## [Instructions to follow]
Return these lines exactly as they appear, covering every entry in the listing.

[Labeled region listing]
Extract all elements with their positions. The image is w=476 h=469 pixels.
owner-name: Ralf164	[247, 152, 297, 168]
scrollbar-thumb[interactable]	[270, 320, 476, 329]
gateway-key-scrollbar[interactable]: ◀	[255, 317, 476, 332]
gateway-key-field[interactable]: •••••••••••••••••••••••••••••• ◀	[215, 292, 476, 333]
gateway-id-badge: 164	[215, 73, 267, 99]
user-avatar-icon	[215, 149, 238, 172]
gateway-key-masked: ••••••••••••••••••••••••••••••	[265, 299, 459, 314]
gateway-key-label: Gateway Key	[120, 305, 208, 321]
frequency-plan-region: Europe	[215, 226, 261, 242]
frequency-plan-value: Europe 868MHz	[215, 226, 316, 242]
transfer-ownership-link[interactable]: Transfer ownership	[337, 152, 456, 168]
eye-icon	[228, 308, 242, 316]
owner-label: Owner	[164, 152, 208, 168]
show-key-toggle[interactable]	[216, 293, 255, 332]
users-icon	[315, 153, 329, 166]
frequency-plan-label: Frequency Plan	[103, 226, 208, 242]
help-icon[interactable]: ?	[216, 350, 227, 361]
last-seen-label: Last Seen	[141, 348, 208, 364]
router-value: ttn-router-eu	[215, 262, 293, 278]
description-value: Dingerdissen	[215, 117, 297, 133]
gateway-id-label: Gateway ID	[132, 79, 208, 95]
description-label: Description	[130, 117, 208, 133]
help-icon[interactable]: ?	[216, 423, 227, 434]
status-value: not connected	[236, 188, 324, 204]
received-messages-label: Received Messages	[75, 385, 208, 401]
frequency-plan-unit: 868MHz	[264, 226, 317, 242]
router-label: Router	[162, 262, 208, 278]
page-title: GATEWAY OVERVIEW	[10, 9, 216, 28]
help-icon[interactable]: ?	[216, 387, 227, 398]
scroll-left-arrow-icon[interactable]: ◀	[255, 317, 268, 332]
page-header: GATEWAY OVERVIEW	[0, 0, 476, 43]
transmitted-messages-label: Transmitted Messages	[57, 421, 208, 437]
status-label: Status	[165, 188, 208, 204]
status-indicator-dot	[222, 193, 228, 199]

## [Written response]
Extract all elements with their positions. The image is w=476 h=469 pixels.
owner-name: Ralf164	[247, 152, 297, 168]
scrollbar-thumb[interactable]	[270, 320, 476, 329]
gateway-key-scrollbar[interactable]: ◀	[255, 317, 476, 332]
gateway-key-field[interactable]: •••••••••••••••••••••••••••••• ◀	[215, 292, 476, 333]
gateway-id-badge: 164	[215, 73, 267, 99]
user-avatar-icon	[215, 149, 238, 172]
gateway-key-masked: ••••••••••••••••••••••••••••••	[265, 299, 459, 314]
gateway-key-label: Gateway Key	[120, 305, 208, 321]
frequency-plan-region: Europe	[215, 226, 261, 242]
frequency-plan-value: Europe 868MHz	[215, 226, 316, 242]
transfer-ownership-link[interactable]: Transfer ownership	[337, 152, 456, 168]
eye-icon	[228, 308, 242, 316]
owner-label: Owner	[164, 152, 208, 168]
show-key-toggle[interactable]	[216, 293, 255, 332]
users-icon	[315, 153, 329, 166]
frequency-plan-label: Frequency Plan	[103, 226, 208, 242]
help-icon[interactable]: ?	[216, 350, 227, 361]
last-seen-label: Last Seen	[141, 348, 208, 364]
router-value: ttn-router-eu	[215, 262, 293, 278]
description-value: Dingerdissen	[215, 117, 297, 133]
gateway-id-label: Gateway ID	[132, 79, 208, 95]
description-label: Description	[130, 117, 208, 133]
help-icon[interactable]: ?	[216, 423, 227, 434]
status-value: not connected	[236, 188, 324, 204]
received-messages-label: Received Messages	[75, 385, 208, 401]
frequency-plan-unit: 868MHz	[264, 226, 317, 242]
router-label: Router	[162, 262, 208, 278]
page-title: GATEWAY OVERVIEW	[10, 9, 216, 28]
help-icon[interactable]: ?	[216, 387, 227, 398]
scroll-left-arrow-icon[interactable]: ◀	[255, 317, 268, 332]
page-header: GATEWAY OVERVIEW	[0, 0, 476, 43]
transmitted-messages-label: Transmitted Messages	[57, 421, 208, 437]
status-label: Status	[165, 188, 208, 204]
status-indicator-dot	[222, 193, 228, 199]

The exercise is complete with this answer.